* What is being asked *
Look through the entries and report how many lines include the word "白色扣板破碎料". Give the number alone.

* Entries *
········
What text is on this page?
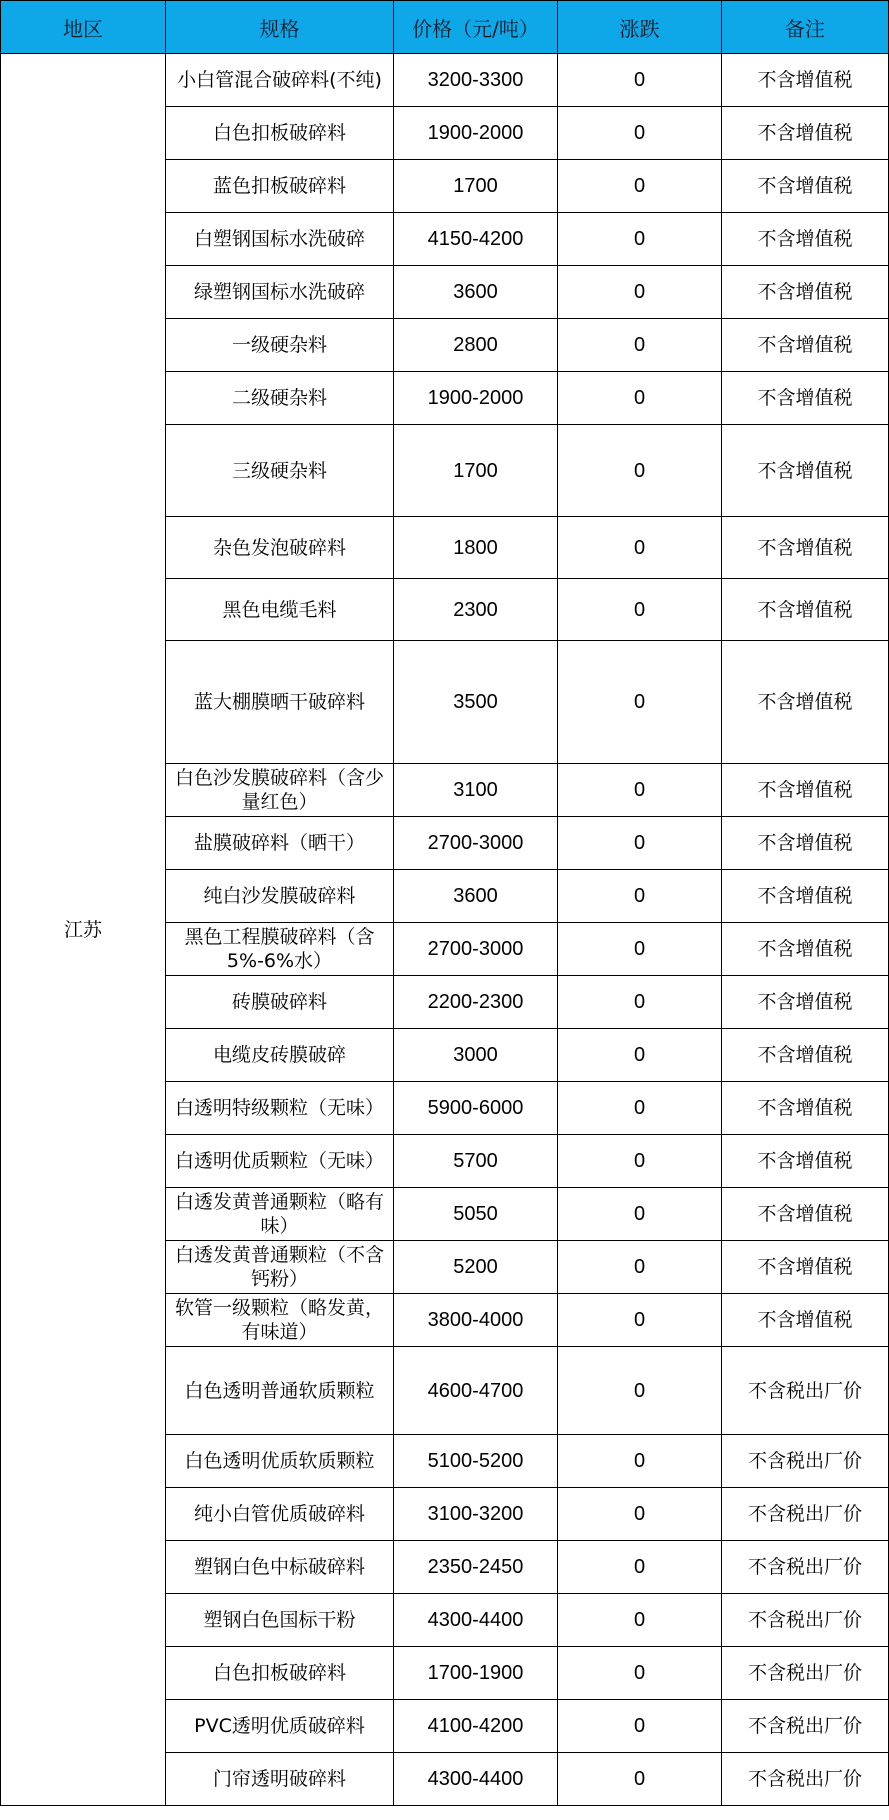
地区	规格	价格（元/吨）	涨跌	备注
江苏	小白管混合破碎料(不纯)	3200-3300	0	不含增值税
	白色扣板破碎料	1900-2000	0	不含增值税
	蓝色扣板破碎料	1700	0	不含增值税
	白塑钢国标水洗破碎	4150-4200	0	不含增值税
	绿塑钢国标水洗破碎	3600	0	不含增值税
	一级硬杂料	2800	0	不含增值税
	二级硬杂料	1900-2000	0	不含增值税
	三级硬杂料	1700	0	不含增值税
	杂色发泡破碎料	1800	0	不含增值税
	黑色电缆毛料	2300	0	不含增值税
	蓝大棚膜晒干破碎料	3500	0	不含增值税
	白色沙发膜破碎料（含少量红色）	3100	0	不含增值税
	盐膜破碎料（晒干）	2700-3000	0	不含增值税
	纯白沙发膜破碎料	3600	0	不含增值税
	黑色工程膜破碎料（含5%-6%水）	2700-3000	0	不含增值税
	砖膜破碎料	2200-2300	0	不含增值税
	电缆皮砖膜破碎	3000	0	不含增值税
	白透明特级颗粒（无味）	5900-6000	0	不含增值税
	白透明优质颗粒（无味）	5700	0	不含增值税
	白透发黄普通颗粒（略有味）	5050	0	不含增值税
	白透发黄普通颗粒（不含钙粉）	5200	0	不含增值税
	软管一级颗粒（略发黄，有味道）	3800-4000	0	不含增值税
	白色透明普通软质颗粒	4600-4700	0	不含税出厂价
	白色透明优质软质颗粒	5100-5200	0	不含税出厂价
	纯小白管优质破碎料	3100-3200	0	不含税出厂价
	塑钢白色中标破碎料	2350-2450	0	不含税出厂价
	塑钢白色国标干粉	4300-4400	0	不含税出厂价
	白色扣板破碎料	1700-1900	0	不含税出厂价
	PVC透明优质破碎料	4100-4200	0	不含税出厂价
	门帘透明破碎料	4300-4400	0	不含税出厂价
········
* Task answer *
2